Exercise description - From the entries that follow, extract each line holding the string "name".

*** Information given ***

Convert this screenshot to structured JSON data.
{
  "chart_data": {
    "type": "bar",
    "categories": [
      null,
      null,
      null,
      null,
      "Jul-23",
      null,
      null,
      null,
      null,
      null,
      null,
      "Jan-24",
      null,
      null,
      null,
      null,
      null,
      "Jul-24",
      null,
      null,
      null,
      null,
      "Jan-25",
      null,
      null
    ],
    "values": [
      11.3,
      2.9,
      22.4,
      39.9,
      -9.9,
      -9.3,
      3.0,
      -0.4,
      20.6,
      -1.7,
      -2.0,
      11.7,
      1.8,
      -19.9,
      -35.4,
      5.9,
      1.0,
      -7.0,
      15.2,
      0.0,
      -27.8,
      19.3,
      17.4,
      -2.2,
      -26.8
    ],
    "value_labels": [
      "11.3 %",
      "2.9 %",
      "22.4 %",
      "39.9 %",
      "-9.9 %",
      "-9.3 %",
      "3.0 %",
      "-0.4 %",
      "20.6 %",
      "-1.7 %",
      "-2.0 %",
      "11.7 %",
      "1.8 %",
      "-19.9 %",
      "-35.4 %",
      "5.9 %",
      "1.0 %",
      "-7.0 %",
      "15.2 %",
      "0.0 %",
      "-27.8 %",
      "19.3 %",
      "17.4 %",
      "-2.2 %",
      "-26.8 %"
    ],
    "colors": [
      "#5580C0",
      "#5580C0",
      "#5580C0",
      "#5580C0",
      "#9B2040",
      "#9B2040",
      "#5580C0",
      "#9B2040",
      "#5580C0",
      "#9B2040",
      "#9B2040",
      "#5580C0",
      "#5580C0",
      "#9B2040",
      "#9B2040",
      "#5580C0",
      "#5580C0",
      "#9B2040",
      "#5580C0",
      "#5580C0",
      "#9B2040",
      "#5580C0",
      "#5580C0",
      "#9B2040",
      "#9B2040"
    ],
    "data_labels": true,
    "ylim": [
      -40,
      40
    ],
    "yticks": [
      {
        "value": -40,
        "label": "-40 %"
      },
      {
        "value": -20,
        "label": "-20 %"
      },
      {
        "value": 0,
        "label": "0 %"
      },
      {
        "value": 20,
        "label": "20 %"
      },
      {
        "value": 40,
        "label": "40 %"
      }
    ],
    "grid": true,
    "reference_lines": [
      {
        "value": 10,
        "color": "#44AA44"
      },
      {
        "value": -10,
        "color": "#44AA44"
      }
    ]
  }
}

***
*** Information given ***

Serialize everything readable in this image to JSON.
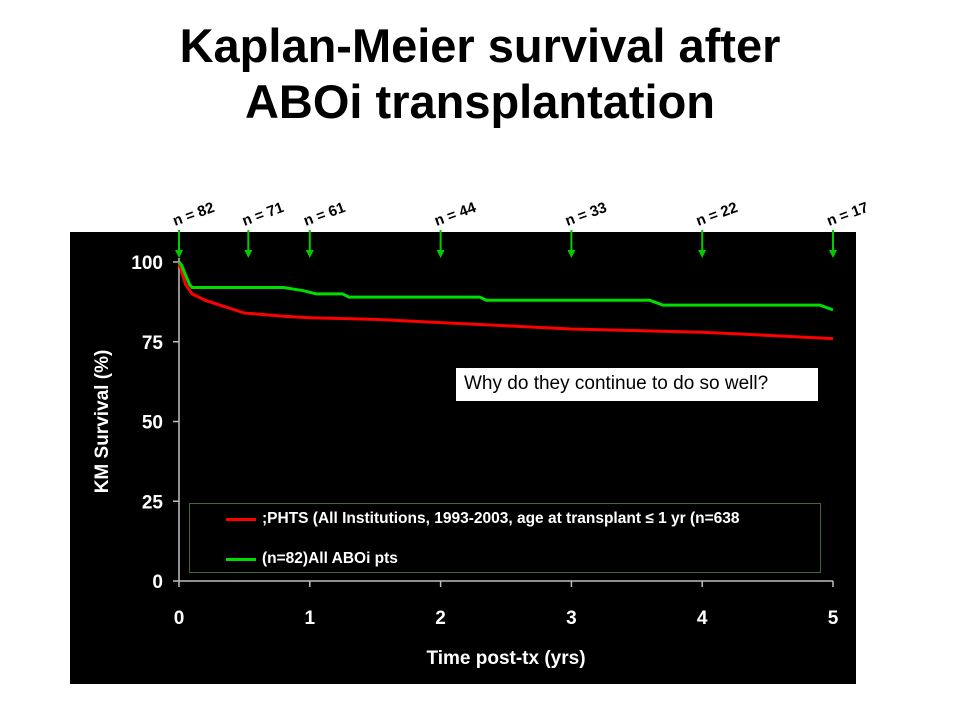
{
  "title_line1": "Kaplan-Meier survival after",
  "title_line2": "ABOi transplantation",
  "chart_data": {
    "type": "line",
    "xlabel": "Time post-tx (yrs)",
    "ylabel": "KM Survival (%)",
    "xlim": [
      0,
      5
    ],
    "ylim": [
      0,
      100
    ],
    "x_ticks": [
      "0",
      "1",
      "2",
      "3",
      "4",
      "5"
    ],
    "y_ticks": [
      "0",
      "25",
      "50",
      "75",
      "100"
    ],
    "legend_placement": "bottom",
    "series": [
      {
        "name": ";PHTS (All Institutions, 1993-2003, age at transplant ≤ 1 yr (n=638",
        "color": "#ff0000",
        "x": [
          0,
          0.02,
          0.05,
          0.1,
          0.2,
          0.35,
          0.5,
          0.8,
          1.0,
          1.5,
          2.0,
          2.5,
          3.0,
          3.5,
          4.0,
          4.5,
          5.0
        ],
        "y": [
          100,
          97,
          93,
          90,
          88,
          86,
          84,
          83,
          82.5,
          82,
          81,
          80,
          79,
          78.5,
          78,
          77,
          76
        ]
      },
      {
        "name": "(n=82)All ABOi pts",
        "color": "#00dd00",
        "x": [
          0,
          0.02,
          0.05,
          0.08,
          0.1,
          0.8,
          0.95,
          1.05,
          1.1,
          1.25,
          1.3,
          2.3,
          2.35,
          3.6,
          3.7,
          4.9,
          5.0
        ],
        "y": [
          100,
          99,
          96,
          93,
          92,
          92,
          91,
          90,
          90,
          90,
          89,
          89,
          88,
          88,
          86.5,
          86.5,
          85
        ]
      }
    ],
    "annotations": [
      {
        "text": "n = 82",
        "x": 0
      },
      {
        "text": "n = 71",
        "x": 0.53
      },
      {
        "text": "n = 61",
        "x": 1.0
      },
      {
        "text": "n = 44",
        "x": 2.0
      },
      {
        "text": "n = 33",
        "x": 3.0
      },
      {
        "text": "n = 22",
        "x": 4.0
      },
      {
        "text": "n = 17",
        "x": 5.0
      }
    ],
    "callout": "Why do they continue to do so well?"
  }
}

***

Solution to the exercise -
        "name": ";PHTS (All Institutions, 1993-2003, age at transplant ≤ 1 yr (n=638",
        "name": "(n=82)All ABOi pts",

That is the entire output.